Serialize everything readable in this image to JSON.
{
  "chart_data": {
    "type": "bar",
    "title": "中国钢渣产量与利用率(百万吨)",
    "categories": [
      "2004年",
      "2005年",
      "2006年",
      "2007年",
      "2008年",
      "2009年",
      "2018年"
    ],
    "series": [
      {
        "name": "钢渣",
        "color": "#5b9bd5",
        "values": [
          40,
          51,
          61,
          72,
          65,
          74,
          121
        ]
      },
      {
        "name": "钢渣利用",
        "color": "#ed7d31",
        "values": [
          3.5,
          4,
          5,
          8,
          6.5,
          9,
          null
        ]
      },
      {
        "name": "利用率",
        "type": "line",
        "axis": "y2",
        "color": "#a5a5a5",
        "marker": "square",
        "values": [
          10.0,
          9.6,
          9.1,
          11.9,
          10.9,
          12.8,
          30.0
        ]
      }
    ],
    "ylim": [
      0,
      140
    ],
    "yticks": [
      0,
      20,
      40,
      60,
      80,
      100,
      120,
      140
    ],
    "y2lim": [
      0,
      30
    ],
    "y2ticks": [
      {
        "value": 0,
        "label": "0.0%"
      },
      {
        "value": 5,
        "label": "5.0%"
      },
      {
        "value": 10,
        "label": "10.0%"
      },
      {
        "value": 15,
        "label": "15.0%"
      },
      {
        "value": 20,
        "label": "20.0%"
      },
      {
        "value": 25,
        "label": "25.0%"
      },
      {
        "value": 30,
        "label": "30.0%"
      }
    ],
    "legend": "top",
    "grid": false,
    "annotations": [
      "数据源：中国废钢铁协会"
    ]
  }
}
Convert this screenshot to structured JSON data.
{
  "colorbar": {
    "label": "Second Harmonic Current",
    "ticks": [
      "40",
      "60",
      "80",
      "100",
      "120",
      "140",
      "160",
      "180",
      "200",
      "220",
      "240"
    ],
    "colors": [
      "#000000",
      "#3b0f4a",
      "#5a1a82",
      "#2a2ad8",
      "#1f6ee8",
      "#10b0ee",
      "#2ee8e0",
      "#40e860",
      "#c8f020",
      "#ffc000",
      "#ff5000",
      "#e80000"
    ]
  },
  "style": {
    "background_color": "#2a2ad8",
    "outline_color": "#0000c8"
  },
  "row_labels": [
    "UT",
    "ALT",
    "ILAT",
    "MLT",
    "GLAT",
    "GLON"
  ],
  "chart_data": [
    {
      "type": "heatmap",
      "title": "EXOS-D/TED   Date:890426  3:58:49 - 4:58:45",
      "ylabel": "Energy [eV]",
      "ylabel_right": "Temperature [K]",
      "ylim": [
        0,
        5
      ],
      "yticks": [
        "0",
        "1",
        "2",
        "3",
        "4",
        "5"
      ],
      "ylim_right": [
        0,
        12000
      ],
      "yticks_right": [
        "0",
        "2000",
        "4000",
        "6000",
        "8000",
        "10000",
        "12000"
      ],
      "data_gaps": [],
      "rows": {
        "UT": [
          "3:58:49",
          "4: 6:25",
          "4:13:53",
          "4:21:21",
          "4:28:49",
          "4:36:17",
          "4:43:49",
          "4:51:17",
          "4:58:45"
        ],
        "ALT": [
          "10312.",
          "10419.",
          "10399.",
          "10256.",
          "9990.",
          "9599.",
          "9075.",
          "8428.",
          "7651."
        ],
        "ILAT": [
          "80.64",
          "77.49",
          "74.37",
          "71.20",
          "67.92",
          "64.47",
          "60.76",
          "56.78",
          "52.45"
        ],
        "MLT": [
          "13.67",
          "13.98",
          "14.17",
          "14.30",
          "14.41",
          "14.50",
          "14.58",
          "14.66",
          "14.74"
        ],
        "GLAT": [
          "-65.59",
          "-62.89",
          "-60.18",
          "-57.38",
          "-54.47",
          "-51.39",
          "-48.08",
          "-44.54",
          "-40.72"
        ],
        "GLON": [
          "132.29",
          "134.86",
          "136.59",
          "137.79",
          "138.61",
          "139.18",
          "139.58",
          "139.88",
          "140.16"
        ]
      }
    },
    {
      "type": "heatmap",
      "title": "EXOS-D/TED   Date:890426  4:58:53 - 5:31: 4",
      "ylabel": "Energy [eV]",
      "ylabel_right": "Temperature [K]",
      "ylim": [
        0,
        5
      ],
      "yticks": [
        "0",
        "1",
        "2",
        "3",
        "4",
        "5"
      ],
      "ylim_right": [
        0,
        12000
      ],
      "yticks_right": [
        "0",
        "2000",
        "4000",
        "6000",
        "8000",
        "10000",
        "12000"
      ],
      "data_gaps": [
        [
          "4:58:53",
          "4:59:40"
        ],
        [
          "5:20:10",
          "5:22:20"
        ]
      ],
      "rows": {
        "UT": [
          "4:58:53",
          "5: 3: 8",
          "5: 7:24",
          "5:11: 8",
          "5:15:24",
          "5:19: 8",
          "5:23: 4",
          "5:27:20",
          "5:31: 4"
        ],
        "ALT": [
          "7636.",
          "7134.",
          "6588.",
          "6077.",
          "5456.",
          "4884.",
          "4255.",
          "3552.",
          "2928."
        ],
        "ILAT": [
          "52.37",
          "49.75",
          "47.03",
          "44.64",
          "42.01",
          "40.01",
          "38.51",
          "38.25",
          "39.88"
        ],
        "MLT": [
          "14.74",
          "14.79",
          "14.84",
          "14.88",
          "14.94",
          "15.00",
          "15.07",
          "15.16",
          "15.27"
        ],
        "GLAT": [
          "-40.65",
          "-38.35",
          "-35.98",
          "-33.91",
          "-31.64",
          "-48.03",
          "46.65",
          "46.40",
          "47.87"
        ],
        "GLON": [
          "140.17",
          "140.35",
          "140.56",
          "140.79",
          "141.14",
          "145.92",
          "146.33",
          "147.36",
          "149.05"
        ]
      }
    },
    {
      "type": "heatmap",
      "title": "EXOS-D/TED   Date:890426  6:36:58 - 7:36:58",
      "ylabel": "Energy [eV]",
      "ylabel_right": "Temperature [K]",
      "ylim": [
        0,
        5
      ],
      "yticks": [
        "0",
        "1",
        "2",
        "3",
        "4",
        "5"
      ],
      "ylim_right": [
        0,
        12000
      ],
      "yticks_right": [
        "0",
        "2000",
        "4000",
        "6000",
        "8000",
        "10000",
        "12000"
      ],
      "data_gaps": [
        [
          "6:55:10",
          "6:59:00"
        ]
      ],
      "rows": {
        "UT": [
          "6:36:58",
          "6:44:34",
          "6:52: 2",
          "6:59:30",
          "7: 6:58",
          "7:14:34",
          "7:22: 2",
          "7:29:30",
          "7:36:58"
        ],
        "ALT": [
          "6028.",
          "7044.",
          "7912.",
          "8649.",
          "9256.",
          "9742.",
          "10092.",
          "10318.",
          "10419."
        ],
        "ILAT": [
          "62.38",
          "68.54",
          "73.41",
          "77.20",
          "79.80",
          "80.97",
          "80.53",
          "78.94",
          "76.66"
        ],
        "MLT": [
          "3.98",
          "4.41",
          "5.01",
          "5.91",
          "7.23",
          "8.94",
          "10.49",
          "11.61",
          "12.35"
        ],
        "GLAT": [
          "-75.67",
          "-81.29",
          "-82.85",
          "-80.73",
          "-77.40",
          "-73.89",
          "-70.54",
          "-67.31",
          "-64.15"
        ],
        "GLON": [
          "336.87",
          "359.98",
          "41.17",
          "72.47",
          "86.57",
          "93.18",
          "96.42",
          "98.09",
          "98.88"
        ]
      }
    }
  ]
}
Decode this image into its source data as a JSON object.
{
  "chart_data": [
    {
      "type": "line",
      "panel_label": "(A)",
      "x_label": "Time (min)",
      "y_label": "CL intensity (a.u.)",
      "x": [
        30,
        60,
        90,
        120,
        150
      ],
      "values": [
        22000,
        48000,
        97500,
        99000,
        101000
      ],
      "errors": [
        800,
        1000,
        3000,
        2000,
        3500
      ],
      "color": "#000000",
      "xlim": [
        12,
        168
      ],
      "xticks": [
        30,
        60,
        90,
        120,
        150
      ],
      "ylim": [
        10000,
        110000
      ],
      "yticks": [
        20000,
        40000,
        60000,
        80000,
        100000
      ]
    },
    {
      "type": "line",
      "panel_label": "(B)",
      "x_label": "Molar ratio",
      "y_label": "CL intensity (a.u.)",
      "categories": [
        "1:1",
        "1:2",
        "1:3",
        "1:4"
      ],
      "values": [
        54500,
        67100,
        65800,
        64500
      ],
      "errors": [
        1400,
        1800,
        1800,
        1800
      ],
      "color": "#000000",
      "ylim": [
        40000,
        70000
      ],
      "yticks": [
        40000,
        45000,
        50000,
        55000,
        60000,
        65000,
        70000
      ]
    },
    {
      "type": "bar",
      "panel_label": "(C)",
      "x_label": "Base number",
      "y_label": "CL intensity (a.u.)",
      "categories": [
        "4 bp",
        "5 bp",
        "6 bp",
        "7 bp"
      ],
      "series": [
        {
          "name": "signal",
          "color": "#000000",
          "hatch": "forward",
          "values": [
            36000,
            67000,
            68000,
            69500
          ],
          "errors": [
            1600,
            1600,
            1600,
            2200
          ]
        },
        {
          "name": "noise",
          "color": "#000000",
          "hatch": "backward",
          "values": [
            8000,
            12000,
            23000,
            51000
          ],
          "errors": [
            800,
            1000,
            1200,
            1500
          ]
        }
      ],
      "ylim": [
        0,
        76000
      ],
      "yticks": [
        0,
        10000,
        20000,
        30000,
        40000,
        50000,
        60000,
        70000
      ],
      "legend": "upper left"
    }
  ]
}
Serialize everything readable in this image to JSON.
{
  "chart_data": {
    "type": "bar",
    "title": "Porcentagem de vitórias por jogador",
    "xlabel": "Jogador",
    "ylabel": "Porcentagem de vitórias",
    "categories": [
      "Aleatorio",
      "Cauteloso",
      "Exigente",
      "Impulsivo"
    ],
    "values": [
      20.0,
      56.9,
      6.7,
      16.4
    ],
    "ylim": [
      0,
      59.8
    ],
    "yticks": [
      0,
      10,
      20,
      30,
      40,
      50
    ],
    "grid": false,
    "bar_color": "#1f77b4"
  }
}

════════════════

**Stated problem**. Determine how many lines of the listing hold the word "name" and reply with that figure alone.

**Task output**. 5